▶ Reading text:
━━━━━━━━━━━━━━━━

Cintāmaṇicakra is depicted as having anywhere from two to sixteen arms, with the two-armed and six-armed forms being the more common in Chinese and Japanese art.

In his six-armed form, Cintāmaṇicakra is commonly shown wearing a crown with an effigy of Amitābha Buddha and sitting in a "royal" position (mahārājalīlāsana, i.e. with his left leg tucked inwards and his right knee raised) atop a lotus on a rock protruding from the ocean - a symbol of Mount Potalaka, Avalokiteśvara's legendary abode. His first right hand touches his face in a pensive mudra, his second right hand holds a cintāmaṇi, and his third right hand holds prayer beads. His first left hand meanwhile touches the rock base he is sitting on, his second left hand holds a crimson lotus flower (padma), and the third left hand holds a Dharma wheel (cakra).

━━━━━━━━━━━━━━━━

▶ Your instructions: Edit the stretch of the Cintāmaṇicakra passage from "Cintāmaṇicakra is depicted" through "and Japanese art.", putting "eighteen" in place of "sixteen".

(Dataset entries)
━━━━━━━━━━━━━━━━

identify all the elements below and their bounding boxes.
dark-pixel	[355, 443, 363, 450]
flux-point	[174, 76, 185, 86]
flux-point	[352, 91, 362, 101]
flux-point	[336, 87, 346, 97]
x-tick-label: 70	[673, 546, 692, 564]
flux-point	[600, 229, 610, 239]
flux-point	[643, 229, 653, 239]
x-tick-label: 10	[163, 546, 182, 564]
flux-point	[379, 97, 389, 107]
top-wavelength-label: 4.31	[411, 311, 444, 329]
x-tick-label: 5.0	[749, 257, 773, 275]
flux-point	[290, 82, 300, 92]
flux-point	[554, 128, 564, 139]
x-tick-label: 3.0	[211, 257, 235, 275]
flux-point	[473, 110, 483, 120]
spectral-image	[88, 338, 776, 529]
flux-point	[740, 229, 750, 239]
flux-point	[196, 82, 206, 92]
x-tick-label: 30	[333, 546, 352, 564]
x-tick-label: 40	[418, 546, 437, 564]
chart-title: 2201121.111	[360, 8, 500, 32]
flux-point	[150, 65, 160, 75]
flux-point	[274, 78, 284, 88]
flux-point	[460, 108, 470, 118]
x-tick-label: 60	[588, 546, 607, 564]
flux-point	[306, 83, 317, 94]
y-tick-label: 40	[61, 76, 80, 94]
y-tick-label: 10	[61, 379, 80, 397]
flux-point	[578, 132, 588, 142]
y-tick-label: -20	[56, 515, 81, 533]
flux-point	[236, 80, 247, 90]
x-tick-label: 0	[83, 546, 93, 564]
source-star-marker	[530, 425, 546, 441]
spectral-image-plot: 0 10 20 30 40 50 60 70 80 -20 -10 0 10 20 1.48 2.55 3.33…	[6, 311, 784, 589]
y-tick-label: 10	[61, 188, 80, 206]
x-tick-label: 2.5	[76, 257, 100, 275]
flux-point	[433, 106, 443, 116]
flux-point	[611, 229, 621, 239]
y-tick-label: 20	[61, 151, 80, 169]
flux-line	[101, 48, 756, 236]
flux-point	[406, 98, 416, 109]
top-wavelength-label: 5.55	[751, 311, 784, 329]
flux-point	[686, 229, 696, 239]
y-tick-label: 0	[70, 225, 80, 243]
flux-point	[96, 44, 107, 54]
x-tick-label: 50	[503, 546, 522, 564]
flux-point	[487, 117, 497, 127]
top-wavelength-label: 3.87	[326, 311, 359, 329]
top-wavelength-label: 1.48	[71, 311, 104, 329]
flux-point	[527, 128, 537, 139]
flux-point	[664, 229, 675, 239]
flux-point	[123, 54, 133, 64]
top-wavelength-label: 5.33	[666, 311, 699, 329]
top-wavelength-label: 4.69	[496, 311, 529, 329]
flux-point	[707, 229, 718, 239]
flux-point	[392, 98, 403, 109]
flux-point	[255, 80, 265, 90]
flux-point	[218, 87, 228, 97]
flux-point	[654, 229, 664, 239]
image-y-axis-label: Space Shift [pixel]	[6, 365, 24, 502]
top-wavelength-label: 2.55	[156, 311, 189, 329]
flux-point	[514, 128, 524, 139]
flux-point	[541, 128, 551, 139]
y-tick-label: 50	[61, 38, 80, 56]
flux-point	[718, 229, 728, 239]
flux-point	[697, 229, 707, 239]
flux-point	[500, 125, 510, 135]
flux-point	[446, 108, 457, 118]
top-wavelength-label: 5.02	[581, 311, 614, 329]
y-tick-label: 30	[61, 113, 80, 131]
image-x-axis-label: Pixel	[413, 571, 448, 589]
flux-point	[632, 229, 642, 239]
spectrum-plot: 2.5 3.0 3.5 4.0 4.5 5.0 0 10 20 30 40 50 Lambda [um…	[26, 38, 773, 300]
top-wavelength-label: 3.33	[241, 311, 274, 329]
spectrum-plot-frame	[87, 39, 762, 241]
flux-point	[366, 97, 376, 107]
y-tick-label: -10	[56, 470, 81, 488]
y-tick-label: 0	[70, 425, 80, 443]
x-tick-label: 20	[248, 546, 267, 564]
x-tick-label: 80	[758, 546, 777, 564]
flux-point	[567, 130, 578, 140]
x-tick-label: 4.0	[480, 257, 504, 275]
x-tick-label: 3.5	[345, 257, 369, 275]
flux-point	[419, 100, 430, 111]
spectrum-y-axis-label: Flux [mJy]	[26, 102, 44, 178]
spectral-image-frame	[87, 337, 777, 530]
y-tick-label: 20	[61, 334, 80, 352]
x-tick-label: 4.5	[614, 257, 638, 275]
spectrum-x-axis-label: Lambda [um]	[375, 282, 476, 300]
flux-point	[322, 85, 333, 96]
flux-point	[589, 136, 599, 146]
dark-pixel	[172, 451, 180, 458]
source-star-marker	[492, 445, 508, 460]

━━━━━━━━━━━━━━━━

▶ Result:
Cintāmaṇicakra is depicted as having anywhere from two to eighteen arms, with the two-armed and six-armed forms being the more common in Chinese and Japanese art.